▶ **Stated exercise**
Transcribe the records below in full; pictures stay out of the copy.
[BEGIN]
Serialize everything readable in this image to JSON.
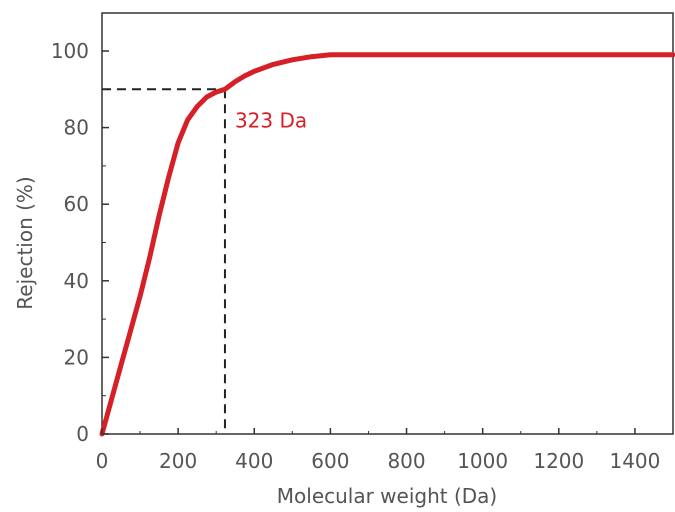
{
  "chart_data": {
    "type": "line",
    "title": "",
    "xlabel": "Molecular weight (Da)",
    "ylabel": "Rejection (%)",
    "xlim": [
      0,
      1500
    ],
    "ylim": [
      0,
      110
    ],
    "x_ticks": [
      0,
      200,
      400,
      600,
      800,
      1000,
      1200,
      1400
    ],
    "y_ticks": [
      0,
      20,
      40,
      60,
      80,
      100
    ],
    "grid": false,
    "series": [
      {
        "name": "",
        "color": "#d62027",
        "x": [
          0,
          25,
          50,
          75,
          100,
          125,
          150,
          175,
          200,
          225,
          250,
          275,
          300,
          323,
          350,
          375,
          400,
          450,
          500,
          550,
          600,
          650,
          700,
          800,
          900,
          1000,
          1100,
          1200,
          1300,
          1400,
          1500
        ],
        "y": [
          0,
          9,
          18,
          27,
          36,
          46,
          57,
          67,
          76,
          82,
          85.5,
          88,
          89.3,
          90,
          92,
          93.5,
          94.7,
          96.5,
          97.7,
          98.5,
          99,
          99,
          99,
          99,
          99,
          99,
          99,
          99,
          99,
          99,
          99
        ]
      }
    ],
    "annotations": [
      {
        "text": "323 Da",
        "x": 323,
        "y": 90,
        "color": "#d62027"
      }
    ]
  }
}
[END]
▶ **Final result**
Serialize everything readable in this image to JSON.
{
  "chart_data": {
    "type": "line",
    "title": "",
    "xlabel": "Molecular weight (Da)",
    "ylabel": "Rejection (%)",
    "xlim": [
      0,
      1500
    ],
    "ylim": [
      0,
      110
    ],
    "x_ticks": [
      0,
      200,
      400,
      600,
      800,
      1000,
      1200,
      1400
    ],
    "y_ticks": [
      0,
      20,
      40,
      60,
      80,
      100
    ],
    "grid": false,
    "series": [
      {
        "name": "",
        "color": "#d62027",
        "x": [
          0,
          25,
          50,
          75,
          100,
          125,
          150,
          175,
          200,
          225,
          250,
          275,
          300,
          323,
          350,
          375,
          400,
          450,
          500,
          550,
          600,
          650,
          700,
          800,
          900,
          1000,
          1100,
          1200,
          1300,
          1400,
          1500
        ],
        "y": [
          0,
          9,
          18,
          27,
          36,
          46,
          57,
          67,
          76,
          82,
          85.5,
          88,
          89.3,
          90,
          92,
          93.5,
          94.7,
          96.5,
          97.7,
          98.5,
          99,
          99,
          99,
          99,
          99,
          99,
          99,
          99,
          99,
          99,
          99
        ]
      }
    ],
    "annotations": [
      {
        "text": "323 Da",
        "x": 323,
        "y": 90,
        "color": "#d62027"
      }
    ]
  }
}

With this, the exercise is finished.